MATERIAL FOR THIS TASK »

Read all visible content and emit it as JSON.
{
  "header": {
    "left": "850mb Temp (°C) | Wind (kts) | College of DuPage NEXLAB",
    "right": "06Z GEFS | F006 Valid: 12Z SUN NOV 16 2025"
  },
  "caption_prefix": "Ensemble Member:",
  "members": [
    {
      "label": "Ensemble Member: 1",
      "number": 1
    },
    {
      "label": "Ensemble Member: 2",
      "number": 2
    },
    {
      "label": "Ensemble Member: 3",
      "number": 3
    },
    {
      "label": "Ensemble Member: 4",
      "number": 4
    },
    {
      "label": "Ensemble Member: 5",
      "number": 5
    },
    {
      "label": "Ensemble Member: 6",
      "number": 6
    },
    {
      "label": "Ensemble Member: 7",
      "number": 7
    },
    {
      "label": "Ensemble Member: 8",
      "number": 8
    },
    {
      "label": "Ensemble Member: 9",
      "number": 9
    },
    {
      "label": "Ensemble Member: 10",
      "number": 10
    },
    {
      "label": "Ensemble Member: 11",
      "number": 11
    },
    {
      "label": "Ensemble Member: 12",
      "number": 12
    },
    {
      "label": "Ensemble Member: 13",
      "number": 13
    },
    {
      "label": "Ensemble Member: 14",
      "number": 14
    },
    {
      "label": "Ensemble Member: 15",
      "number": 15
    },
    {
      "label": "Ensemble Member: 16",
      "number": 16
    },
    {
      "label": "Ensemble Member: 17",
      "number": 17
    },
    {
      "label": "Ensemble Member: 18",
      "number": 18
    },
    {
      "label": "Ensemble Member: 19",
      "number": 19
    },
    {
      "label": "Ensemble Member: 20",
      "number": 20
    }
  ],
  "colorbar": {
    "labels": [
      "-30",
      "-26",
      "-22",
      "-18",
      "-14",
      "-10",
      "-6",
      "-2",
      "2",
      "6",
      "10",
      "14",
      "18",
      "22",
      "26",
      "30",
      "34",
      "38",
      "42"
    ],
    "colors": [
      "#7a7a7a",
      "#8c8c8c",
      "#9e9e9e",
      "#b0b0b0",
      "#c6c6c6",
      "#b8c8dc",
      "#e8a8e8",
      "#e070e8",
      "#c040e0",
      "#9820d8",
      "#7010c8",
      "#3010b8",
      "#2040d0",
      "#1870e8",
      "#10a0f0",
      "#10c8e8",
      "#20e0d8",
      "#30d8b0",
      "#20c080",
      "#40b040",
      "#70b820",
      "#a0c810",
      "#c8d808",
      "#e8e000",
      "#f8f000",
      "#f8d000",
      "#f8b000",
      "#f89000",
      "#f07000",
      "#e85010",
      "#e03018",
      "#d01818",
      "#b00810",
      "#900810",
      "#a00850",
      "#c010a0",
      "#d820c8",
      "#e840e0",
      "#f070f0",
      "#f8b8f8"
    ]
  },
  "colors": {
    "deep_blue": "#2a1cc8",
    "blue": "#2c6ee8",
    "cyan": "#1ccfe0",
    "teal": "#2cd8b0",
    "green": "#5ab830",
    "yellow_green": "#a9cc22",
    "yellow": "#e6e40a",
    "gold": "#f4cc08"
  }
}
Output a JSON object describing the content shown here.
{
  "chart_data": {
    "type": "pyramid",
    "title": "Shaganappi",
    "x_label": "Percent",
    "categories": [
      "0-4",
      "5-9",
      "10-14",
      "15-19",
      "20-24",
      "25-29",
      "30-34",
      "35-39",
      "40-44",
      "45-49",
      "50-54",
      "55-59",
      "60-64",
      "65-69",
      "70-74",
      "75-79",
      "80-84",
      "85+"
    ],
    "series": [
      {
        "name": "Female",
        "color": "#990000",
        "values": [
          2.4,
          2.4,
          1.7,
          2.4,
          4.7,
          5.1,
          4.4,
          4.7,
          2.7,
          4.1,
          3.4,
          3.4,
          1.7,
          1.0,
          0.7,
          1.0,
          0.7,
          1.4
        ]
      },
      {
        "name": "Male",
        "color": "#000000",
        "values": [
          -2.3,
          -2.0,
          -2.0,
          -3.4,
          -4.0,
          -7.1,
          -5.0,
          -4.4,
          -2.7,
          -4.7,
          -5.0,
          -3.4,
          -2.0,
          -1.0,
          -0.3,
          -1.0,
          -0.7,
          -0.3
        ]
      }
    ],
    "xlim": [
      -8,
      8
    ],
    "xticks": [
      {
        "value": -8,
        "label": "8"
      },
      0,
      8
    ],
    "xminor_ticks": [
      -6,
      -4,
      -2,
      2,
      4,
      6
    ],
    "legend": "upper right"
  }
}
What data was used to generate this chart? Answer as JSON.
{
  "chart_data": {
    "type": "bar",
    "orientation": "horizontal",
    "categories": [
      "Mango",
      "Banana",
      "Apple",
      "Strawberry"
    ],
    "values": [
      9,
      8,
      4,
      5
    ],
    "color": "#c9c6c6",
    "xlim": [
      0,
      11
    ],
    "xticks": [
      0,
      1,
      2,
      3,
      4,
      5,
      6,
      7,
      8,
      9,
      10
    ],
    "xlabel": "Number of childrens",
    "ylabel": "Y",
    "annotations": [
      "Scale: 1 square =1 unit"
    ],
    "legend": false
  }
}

WHAT TO DO » Write down every line of the data exactly as it appears above.

FULL ANSWER »
Read all visible content and emit it as JSON.
{
  "header": {
    "left": "850mb Temp (°C) | Wind (kts) | College of DuPage NEXLAB",
    "right": "06Z GEFS | F006 Valid: 12Z SUN NOV 16 2025"
  },
  "caption_prefix": "Ensemble Member:",
  "members": [
    {
      "label": "Ensemble Member: 1",
      "number": 1
    },
    {
      "label": "Ensemble Member: 2",
      "number": 2
    },
    {
      "label": "Ensemble Member: 3",
      "number": 3
    },
    {
      "label": "Ensemble Member: 4",
      "number": 4
    },
    {
      "label": "Ensemble Member: 5",
      "number": 5
    },
    {
      "label": "Ensemble Member: 6",
      "number": 6
    },
    {
      "label": "Ensemble Member: 7",
      "number": 7
    },
    {
      "label": "Ensemble Member: 8",
      "number": 8
    },
    {
      "label": "Ensemble Member: 9",
      "number": 9
    },
    {
      "label": "Ensemble Member: 10",
      "number": 10
    },
    {
      "label": "Ensemble Member: 11",
      "number": 11
    },
    {
      "label": "Ensemble Member: 12",
      "number": 12
    },
    {
      "label": "Ensemble Member: 13",
      "number": 13
    },
    {
      "label": "Ensemble Member: 14",
      "number": 14
    },
    {
      "label": "Ensemble Member: 15",
      "number": 15
    },
    {
      "label": "Ensemble Member: 16",
      "number": 16
    },
    {
      "label": "Ensemble Member: 17",
      "number": 17
    },
    {
      "label": "Ensemble Member: 18",
      "number": 18
    },
    {
      "label": "Ensemble Member: 19",
      "number": 19
    },
    {
      "label": "Ensemble Member: 20",
      "number": 20
    }
  ],
  "colorbar": {
    "labels": [
      "-30",
      "-26",
      "-22",
      "-18",
      "-14",
      "-10",
      "-6",
      "-2",
      "2",
      "6",
      "10",
      "14",
      "18",
      "22",
      "26",
      "30",
      "34",
      "38",
      "42"
    ],
    "colors": [
      "#7a7a7a",
      "#8c8c8c",
      "#9e9e9e",
      "#b0b0b0",
      "#c6c6c6",
      "#b8c8dc",
      "#e8a8e8",
      "#e070e8",
      "#c040e0",
      "#9820d8",
      "#7010c8",
      "#3010b8",
      "#2040d0",
      "#1870e8",
      "#10a0f0",
      "#10c8e8",
      "#20e0d8",
      "#30d8b0",
      "#20c080",
      "#40b040",
      "#70b820",
      "#a0c810",
      "#c8d808",
      "#e8e000",
      "#f8f000",
      "#f8d000",
      "#f8b000",
      "#f89000",
      "#f07000",
      "#e85010",
      "#e03018",
      "#d01818",
      "#b00810",
      "#900810",
      "#a00850",
      "#c010a0",
      "#d820c8",
      "#e840e0",
      "#f070f0",
      "#f8b8f8"
    ]
  },
  "colors": {
    "deep_blue": "#2a1cc8",
    "blue": "#2c6ee8",
    "cyan": "#1ccfe0",
    "teal": "#2cd8b0",
    "green": "#5ab830",
    "yellow_green": "#a9cc22",
    "yellow": "#e6e40a",
    "gold": "#f4cc08"
  }
}
Output a JSON object describing the content shown here.
{
  "chart_data": {
    "type": "pyramid",
    "title": "Shaganappi",
    "x_label": "Percent",
    "categories": [
      "0-4",
      "5-9",
      "10-14",
      "15-19",
      "20-24",
      "25-29",
      "30-34",
      "35-39",
      "40-44",
      "45-49",
      "50-54",
      "55-59",
      "60-64",
      "65-69",
      "70-74",
      "75-79",
      "80-84",
      "85+"
    ],
    "series": [
      {
        "name": "Female",
        "color": "#990000",
        "values": [
          2.4,
          2.4,
          1.7,
          2.4,
          4.7,
          5.1,
          4.4,
          4.7,
          2.7,
          4.1,
          3.4,
          3.4,
          1.7,
          1.0,
          0.7,
          1.0,
          0.7,
          1.4
        ]
      },
      {
        "name": "Male",
        "color": "#000000",
        "values": [
          -2.3,
          -2.0,
          -2.0,
          -3.4,
          -4.0,
          -7.1,
          -5.0,
          -4.4,
          -2.7,
          -4.7,
          -5.0,
          -3.4,
          -2.0,
          -1.0,
          -0.3,
          -1.0,
          -0.7,
          -0.3
        ]
      }
    ],
    "xlim": [
      -8,
      8
    ],
    "xticks": [
      {
        "value": -8,
        "label": "8"
      },
      0,
      8
    ],
    "xminor_ticks": [
      -6,
      -4,
      -2,
      2,
      4,
      6
    ],
    "legend": "upper right"
  }
}
What data was used to generate this chart? Answer as JSON.
{
  "chart_data": {
    "type": "bar",
    "orientation": "horizontal",
    "categories": [
      "Mango",
      "Banana",
      "Apple",
      "Strawberry"
    ],
    "values": [
      9,
      8,
      4,
      5
    ],
    "color": "#c9c6c6",
    "xlim": [
      0,
      11
    ],
    "xticks": [
      0,
      1,
      2,
      3,
      4,
      5,
      6,
      7,
      8,
      9,
      10
    ],
    "xlabel": "Number of childrens",
    "ylabel": "Y",
    "annotations": [
      "Scale: 1 square =1 unit"
    ],
    "legend": false
  }
}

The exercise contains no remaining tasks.